:: Stated problem ::
Omit the images. Copy each entry word for word.

[Collection entries]
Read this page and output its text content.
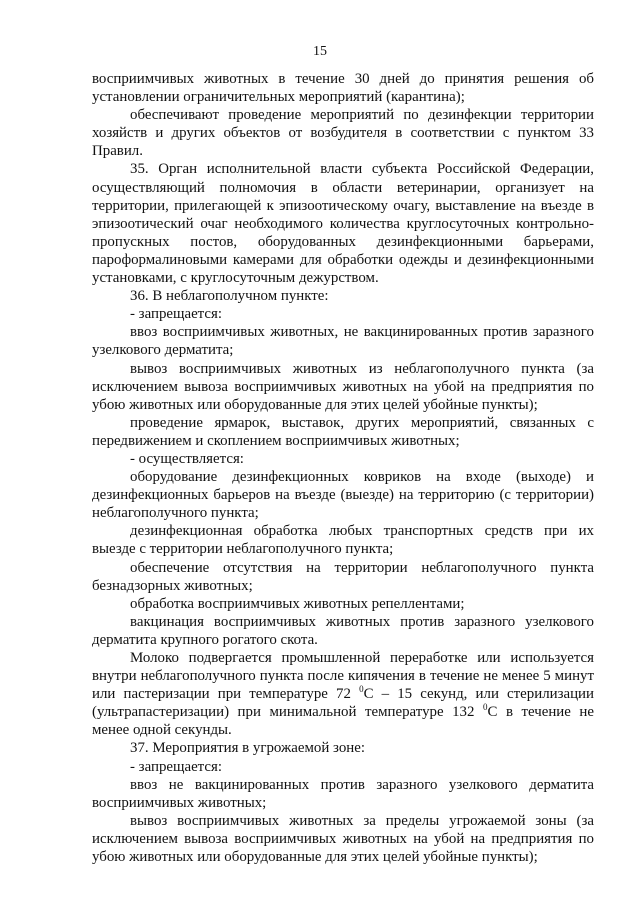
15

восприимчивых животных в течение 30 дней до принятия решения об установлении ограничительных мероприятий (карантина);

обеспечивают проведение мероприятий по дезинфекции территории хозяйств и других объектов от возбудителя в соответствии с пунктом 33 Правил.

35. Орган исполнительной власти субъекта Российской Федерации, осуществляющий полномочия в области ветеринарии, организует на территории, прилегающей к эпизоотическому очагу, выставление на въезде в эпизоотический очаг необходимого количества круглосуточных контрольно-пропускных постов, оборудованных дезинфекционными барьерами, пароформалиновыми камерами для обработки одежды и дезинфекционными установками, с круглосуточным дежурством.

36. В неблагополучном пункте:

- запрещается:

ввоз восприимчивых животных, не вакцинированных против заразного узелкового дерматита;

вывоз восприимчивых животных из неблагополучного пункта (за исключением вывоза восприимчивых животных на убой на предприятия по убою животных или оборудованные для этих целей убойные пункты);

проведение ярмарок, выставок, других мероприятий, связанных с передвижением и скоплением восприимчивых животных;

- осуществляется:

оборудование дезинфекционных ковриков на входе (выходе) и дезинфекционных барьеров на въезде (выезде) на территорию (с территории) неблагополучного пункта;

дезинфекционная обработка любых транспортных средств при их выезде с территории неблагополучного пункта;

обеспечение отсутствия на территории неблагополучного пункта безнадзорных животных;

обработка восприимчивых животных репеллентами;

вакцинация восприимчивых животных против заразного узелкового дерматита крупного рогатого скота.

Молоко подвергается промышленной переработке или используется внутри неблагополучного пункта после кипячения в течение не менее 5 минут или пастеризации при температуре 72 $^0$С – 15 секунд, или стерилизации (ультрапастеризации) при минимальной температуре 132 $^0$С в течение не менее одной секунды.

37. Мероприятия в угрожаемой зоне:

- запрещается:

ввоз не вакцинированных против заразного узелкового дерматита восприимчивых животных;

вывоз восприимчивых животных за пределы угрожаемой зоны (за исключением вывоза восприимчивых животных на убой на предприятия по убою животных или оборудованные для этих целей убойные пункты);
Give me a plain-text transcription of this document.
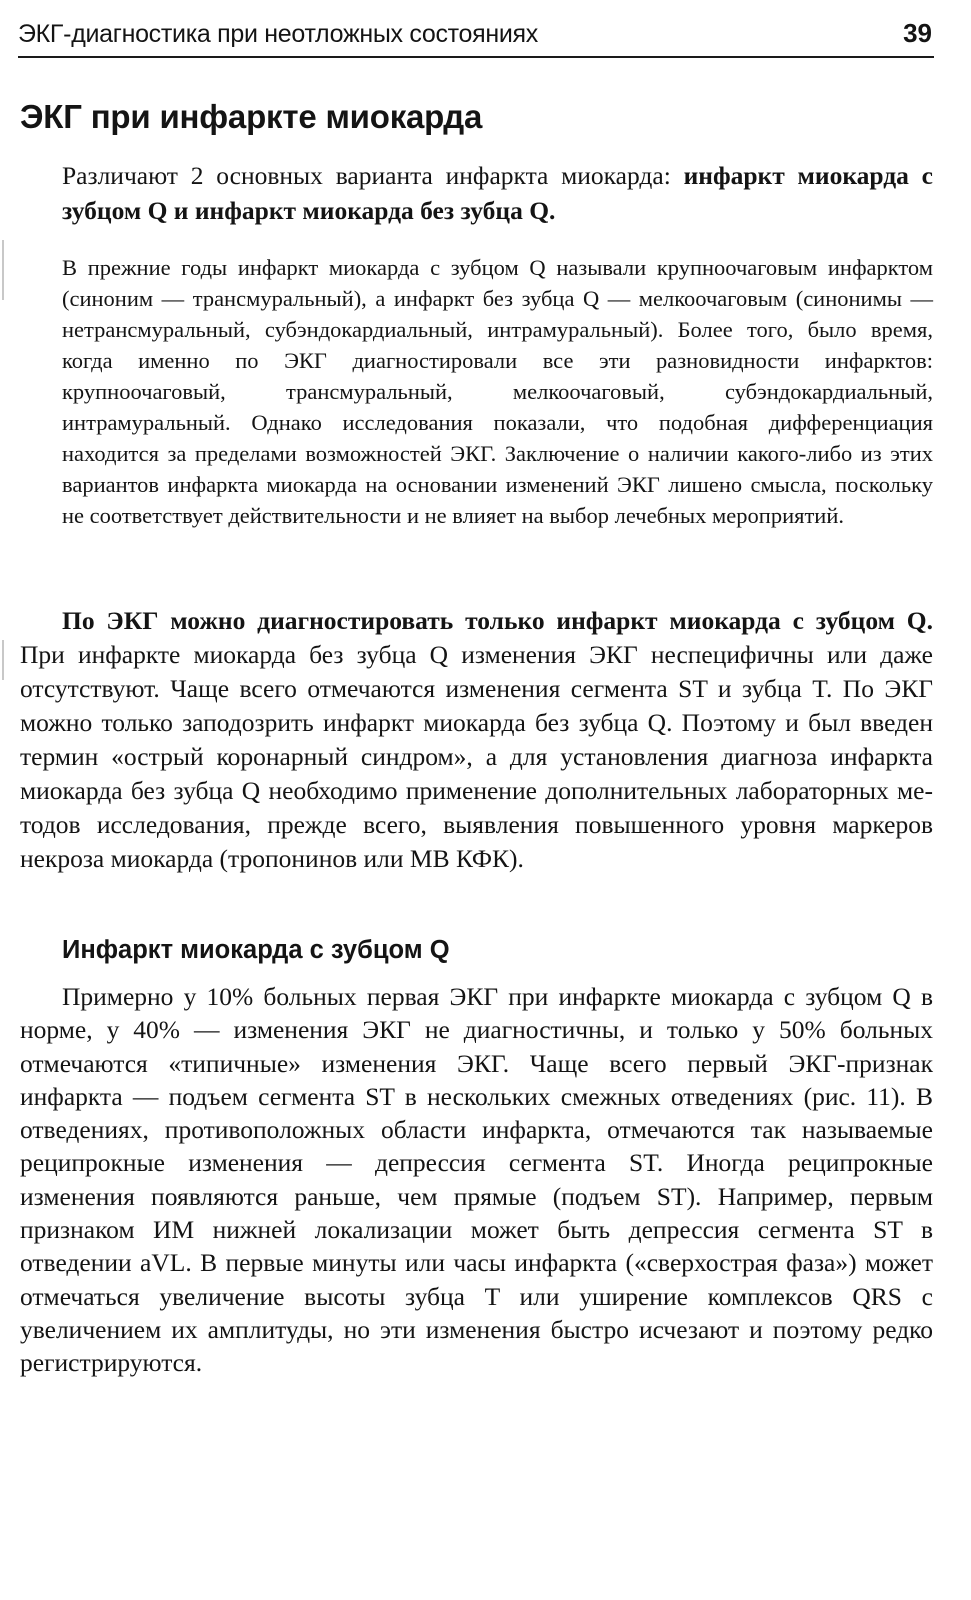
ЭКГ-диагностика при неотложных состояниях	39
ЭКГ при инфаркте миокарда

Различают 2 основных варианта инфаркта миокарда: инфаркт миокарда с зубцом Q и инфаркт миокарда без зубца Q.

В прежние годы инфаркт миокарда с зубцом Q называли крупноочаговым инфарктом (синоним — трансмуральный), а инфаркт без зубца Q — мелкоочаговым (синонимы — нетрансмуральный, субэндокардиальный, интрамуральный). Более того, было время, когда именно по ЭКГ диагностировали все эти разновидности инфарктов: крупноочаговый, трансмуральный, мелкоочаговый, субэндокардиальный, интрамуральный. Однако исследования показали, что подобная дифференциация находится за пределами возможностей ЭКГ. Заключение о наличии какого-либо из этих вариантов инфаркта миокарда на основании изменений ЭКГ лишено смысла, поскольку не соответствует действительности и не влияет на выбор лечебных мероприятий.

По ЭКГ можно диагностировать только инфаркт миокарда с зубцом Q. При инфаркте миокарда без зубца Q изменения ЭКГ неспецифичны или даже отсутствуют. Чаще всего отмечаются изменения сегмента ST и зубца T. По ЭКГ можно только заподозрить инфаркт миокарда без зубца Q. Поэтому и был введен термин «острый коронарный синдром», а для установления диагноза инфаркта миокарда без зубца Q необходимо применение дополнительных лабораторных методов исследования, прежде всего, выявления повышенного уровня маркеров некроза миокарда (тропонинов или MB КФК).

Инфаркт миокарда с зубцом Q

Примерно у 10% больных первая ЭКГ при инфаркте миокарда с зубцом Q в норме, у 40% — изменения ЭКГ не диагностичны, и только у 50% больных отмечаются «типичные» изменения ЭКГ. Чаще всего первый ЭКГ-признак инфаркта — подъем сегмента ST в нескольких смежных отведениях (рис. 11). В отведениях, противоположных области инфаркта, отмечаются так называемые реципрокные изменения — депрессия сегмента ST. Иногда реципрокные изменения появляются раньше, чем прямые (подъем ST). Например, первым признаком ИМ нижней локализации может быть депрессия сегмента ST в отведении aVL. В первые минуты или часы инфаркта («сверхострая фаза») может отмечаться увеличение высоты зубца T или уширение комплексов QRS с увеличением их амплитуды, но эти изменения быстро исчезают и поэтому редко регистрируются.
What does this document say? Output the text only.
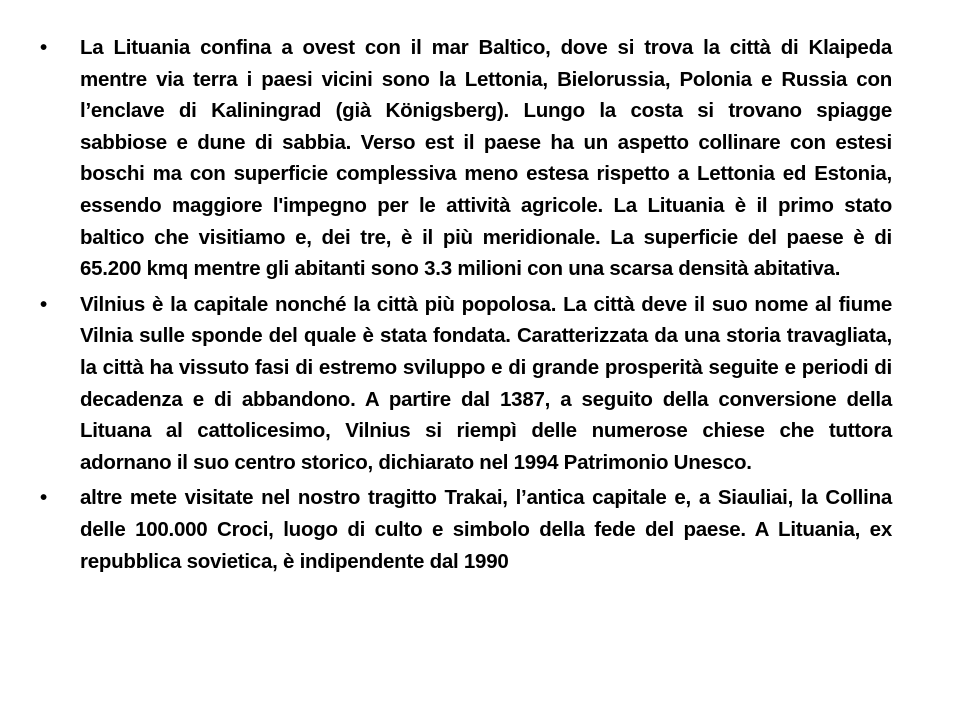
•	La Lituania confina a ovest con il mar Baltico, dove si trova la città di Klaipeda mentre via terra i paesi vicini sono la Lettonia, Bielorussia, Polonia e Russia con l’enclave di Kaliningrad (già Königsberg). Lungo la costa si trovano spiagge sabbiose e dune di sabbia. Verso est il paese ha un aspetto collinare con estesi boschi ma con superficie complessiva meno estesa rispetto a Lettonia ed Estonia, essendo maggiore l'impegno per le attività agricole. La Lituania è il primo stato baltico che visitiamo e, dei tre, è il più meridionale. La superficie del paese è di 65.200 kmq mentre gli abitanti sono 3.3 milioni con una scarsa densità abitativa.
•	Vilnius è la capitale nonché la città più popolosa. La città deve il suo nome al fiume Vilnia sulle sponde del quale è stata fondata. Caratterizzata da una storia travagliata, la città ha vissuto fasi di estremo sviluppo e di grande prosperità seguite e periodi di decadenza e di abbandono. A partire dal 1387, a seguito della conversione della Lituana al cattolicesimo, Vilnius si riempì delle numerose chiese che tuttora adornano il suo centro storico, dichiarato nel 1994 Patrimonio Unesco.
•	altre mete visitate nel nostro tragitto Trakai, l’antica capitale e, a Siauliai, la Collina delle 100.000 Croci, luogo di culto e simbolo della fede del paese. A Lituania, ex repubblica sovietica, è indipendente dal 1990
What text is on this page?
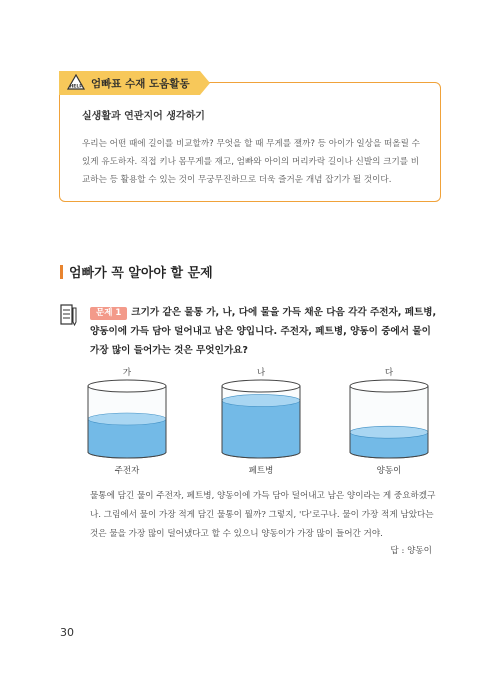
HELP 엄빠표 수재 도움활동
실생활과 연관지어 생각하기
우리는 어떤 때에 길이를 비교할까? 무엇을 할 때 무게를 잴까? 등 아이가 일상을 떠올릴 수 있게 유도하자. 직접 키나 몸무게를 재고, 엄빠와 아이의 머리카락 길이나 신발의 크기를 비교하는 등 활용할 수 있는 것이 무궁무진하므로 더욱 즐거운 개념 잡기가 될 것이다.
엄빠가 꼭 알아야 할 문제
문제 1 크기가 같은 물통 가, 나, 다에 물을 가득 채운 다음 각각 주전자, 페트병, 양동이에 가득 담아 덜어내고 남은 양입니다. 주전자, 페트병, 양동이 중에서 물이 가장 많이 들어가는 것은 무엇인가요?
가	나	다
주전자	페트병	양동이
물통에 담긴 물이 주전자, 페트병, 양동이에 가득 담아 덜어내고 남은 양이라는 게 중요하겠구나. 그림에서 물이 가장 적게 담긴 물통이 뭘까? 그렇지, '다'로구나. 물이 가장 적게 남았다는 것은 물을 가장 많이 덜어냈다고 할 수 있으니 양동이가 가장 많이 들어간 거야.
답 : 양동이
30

:: Solution to this task ::
Read this page and output its text content.
15

восприимчивых животных в течение 30 дней до принятия решения об установлении ограничительных мероприятий (карантина);

обеспечивают проведение мероприятий по дезинфекции территории хозяйств и других объектов от возбудителя в соответствии с пунктом 33 Правил.

35. Орган исполнительной власти субъекта Российской Федерации, осуществляющий полномочия в области ветеринарии, организует на территории, прилегающей к эпизоотическому очагу, выставление на въезде в эпизоотический очаг необходимого количества круглосуточных контрольно-пропускных постов, оборудованных дезинфекционными барьерами, пароформалиновыми камерами для обработки одежды и дезинфекционными установками, с круглосуточным дежурством.

36. В неблагополучном пункте:

- запрещается:

ввоз восприимчивых животных, не вакцинированных против заразного узелкового дерматита;

вывоз восприимчивых животных из неблагополучного пункта (за исключением вывоза восприимчивых животных на убой на предприятия по убою животных или оборудованные для этих целей убойные пункты);

проведение ярмарок, выставок, других мероприятий, связанных с передвижением и скоплением восприимчивых животных;

- осуществляется:

оборудование дезинфекционных ковриков на входе (выходе) и дезинфекционных барьеров на въезде (выезде) на территорию (с территории) неблагополучного пункта;

дезинфекционная обработка любых транспортных средств при их выезде с территории неблагополучного пункта;

обеспечение отсутствия на территории неблагополучного пункта безнадзорных животных;

обработка восприимчивых животных репеллентами;

вакцинация восприимчивых животных против заразного узелкового дерматита крупного рогатого скота.

Молоко подвергается промышленной переработке или используется внутри неблагополучного пункта после кипячения в течение не менее 5 минут или пастеризации при температуре 72 $^0$С – 15 секунд, или стерилизации (ультрапастеризации) при минимальной температуре 132 $^0$С в течение не менее одной секунды.

37. Мероприятия в угрожаемой зоне:

- запрещается:

ввоз не вакцинированных против заразного узелкового дерматита восприимчивых животных;

вывоз восприимчивых животных за пределы угрожаемой зоны (за исключением вывоза восприимчивых животных на убой на предприятия по убою животных или оборудованные для этих целей убойные пункты);
Give me a plain-text transcription of this document.
ЭКГ-диагностика при неотложных состояниях	39
ЭКГ при инфаркте миокарда

Различают 2 основных варианта инфаркта миокарда: инфаркт миокарда с зубцом Q и инфаркт миокарда без зубца Q.

В прежние годы инфаркт миокарда с зубцом Q называли крупноочаговым инфарктом (синоним — трансмуральный), а инфаркт без зубца Q — мелкоочаговым (синонимы — нетрансмуральный, субэндокардиальный, интрамуральный). Более того, было время, когда именно по ЭКГ диагностировали все эти разновидности инфарктов: крупноочаговый, трансмуральный, мелкоочаговый, субэндокардиальный, интрамуральный. Однако исследования показали, что подобная дифференциация находится за пределами возможностей ЭКГ. Заключение о наличии какого-либо из этих вариантов инфаркта миокарда на основании изменений ЭКГ лишено смысла, поскольку не соответствует действительности и не влияет на выбор лечебных мероприятий.

По ЭКГ можно диагностировать только инфаркт миокарда с зубцом Q. При инфаркте миокарда без зубца Q изменения ЭКГ неспецифичны или даже отсутствуют. Чаще всего отмечаются изменения сегмента ST и зубца T. По ЭКГ можно только заподозрить инфаркт миокарда без зубца Q. Поэтому и был введен термин «острый коронарный синдром», а для установления диагноза инфаркта миокарда без зубца Q необходимо применение дополнительных лабораторных методов исследования, прежде всего, выявления повышенного уровня маркеров некроза миокарда (тропонинов или MB КФК).

Инфаркт миокарда с зубцом Q

Примерно у 10% больных первая ЭКГ при инфаркте миокарда с зубцом Q в норме, у 40% — изменения ЭКГ не диагностичны, и только у 50% больных отмечаются «типичные» изменения ЭКГ. Чаще всего первый ЭКГ-признак инфаркта — подъем сегмента ST в нескольких смежных отведениях (рис. 11). В отведениях, противоположных области инфаркта, отмечаются так называемые реципрокные изменения — депрессия сегмента ST. Иногда реципрокные изменения появляются раньше, чем прямые (подъем ST). Например, первым признаком ИМ нижней локализации может быть депрессия сегмента ST в отведении aVL. В первые минуты или часы инфаркта («сверхострая фаза») может отмечаться увеличение высоты зубца T или уширение комплексов QRS с увеличением их амплитуды, но эти изменения быстро исчезают и поэтому редко регистрируются.
What does this document say? Output the text only.
•	La Lituania confina a ovest con il mar Baltico, dove si trova la città di Klaipeda mentre via terra i paesi vicini sono la Lettonia, Bielorussia, Polonia e Russia con l’enclave di Kaliningrad (già Königsberg). Lungo la costa si trovano spiagge sabbiose e dune di sabbia. Verso est il paese ha un aspetto collinare con estesi boschi ma con superficie complessiva meno estesa rispetto a Lettonia ed Estonia, essendo maggiore l'impegno per le attività agricole. La Lituania è il primo stato baltico che visitiamo e, dei tre, è il più meridionale. La superficie del paese è di 65.200 kmq mentre gli abitanti sono 3.3 milioni con una scarsa densità abitativa.
•	Vilnius è la capitale nonché la città più popolosa. La città deve il suo nome al fiume Vilnia sulle sponde del quale è stata fondata. Caratterizzata da una storia travagliata, la città ha vissuto fasi di estremo sviluppo e di grande prosperità seguite e periodi di decadenza e di abbandono. A partire dal 1387, a seguito della conversione della Lituana al cattolicesimo, Vilnius si riempì delle numerose chiese che tuttora adornano il suo centro storico, dichiarato nel 1994 Patrimonio Unesco.
•	altre mete visitate nel nostro tragitto Trakai, l’antica capitale e, a Siauliai, la Collina delle 100.000 Croci, luogo di culto e simbolo della fede del paese. A Lituania, ex repubblica sovietica, è indipendente dal 1990
What text is on this page?
HELP 엄빠표 수재 도움활동
실생활과 연관지어 생각하기
우리는 어떤 때에 길이를 비교할까? 무엇을 할 때 무게를 잴까? 등 아이가 일상을 떠올릴 수 있게 유도하자. 직접 키나 몸무게를 재고, 엄빠와 아이의 머리카락 길이나 신발의 크기를 비교하는 등 활용할 수 있는 것이 무궁무진하므로 더욱 즐거운 개념 잡기가 될 것이다.
엄빠가 꼭 알아야 할 문제
문제 1 크기가 같은 물통 가, 나, 다에 물을 가득 채운 다음 각각 주전자, 페트병, 양동이에 가득 담아 덜어내고 남은 양입니다. 주전자, 페트병, 양동이 중에서 물이 가장 많이 들어가는 것은 무엇인가요?
가	나	다
주전자	페트병	양동이
물통에 담긴 물이 주전자, 페트병, 양동이에 가득 담아 덜어내고 남은 양이라는 게 중요하겠구나. 그림에서 물이 가장 적게 담긴 물통이 뭘까? 그렇지, '다'로구나. 물이 가장 적게 남았다는 것은 물을 가장 많이 덜어냈다고 할 수 있으니 양동이가 가장 많이 들어간 거야.
답 : 양동이
30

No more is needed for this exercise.